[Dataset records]
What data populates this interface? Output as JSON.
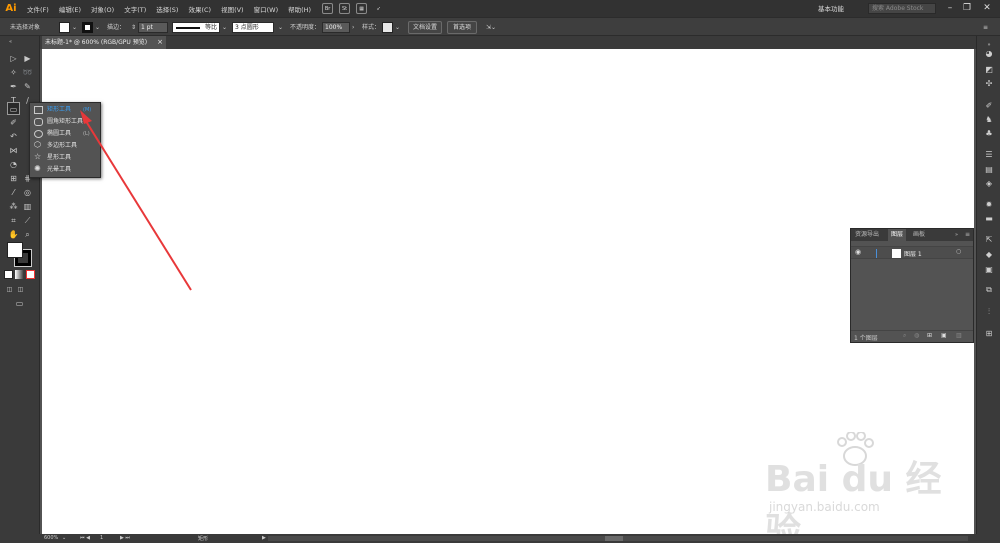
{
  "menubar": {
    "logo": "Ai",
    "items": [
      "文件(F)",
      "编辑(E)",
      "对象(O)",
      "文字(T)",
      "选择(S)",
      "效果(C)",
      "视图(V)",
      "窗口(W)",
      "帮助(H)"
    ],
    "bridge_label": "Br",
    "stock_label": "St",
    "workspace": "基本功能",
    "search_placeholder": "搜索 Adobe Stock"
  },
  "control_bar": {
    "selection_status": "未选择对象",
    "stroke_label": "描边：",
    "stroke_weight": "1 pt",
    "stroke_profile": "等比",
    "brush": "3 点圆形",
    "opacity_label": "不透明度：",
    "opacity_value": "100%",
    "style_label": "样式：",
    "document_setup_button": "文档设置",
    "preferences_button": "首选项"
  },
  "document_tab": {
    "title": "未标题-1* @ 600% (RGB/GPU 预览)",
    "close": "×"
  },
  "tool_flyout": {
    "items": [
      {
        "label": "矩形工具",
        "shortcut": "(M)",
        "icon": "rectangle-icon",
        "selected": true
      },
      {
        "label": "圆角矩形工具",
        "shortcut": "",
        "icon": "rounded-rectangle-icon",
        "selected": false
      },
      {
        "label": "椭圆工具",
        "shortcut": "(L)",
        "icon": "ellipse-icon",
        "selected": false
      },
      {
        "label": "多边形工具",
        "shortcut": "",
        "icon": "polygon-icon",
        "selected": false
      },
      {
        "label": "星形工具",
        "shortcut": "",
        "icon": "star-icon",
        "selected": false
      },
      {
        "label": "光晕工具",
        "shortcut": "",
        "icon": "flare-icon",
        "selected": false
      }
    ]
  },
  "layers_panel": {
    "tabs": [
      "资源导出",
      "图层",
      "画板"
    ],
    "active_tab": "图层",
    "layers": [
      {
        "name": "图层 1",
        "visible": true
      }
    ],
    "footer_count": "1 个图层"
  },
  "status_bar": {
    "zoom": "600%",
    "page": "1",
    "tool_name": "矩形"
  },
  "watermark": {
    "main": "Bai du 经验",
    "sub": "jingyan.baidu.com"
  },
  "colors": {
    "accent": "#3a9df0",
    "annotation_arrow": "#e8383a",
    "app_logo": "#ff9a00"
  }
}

▸ Work to be completed
Copy the listing in full and without alteration, omitting every picture.

▸ Expected answer
What data populates this interface? Output as JSON.
{
  "menubar": {
    "logo": "Ai",
    "items": [
      "文件(F)",
      "编辑(E)",
      "对象(O)",
      "文字(T)",
      "选择(S)",
      "效果(C)",
      "视图(V)",
      "窗口(W)",
      "帮助(H)"
    ],
    "bridge_label": "Br",
    "stock_label": "St",
    "workspace": "基本功能",
    "search_placeholder": "搜索 Adobe Stock"
  },
  "control_bar": {
    "selection_status": "未选择对象",
    "stroke_label": "描边：",
    "stroke_weight": "1 pt",
    "stroke_profile": "等比",
    "brush": "3 点圆形",
    "opacity_label": "不透明度：",
    "opacity_value": "100%",
    "style_label": "样式：",
    "document_setup_button": "文档设置",
    "preferences_button": "首选项"
  },
  "document_tab": {
    "title": "未标题-1* @ 600% (RGB/GPU 预览)",
    "close": "×"
  },
  "tool_flyout": {
    "items": [
      {
        "label": "矩形工具",
        "shortcut": "(M)",
        "icon": "rectangle-icon",
        "selected": true
      },
      {
        "label": "圆角矩形工具",
        "shortcut": "",
        "icon": "rounded-rectangle-icon",
        "selected": false
      },
      {
        "label": "椭圆工具",
        "shortcut": "(L)",
        "icon": "ellipse-icon",
        "selected": false
      },
      {
        "label": "多边形工具",
        "shortcut": "",
        "icon": "polygon-icon",
        "selected": false
      },
      {
        "label": "星形工具",
        "shortcut": "",
        "icon": "star-icon",
        "selected": false
      },
      {
        "label": "光晕工具",
        "shortcut": "",
        "icon": "flare-icon",
        "selected": false
      }
    ]
  },
  "layers_panel": {
    "tabs": [
      "资源导出",
      "图层",
      "画板"
    ],
    "active_tab": "图层",
    "layers": [
      {
        "name": "图层 1",
        "visible": true
      }
    ],
    "footer_count": "1 个图层"
  },
  "status_bar": {
    "zoom": "600%",
    "page": "1",
    "tool_name": "矩形"
  },
  "watermark": {
    "main": "Bai du 经验",
    "sub": "jingyan.baidu.com"
  },
  "colors": {
    "accent": "#3a9df0",
    "annotation_arrow": "#e8383a",
    "app_logo": "#ff9a00"
  }
}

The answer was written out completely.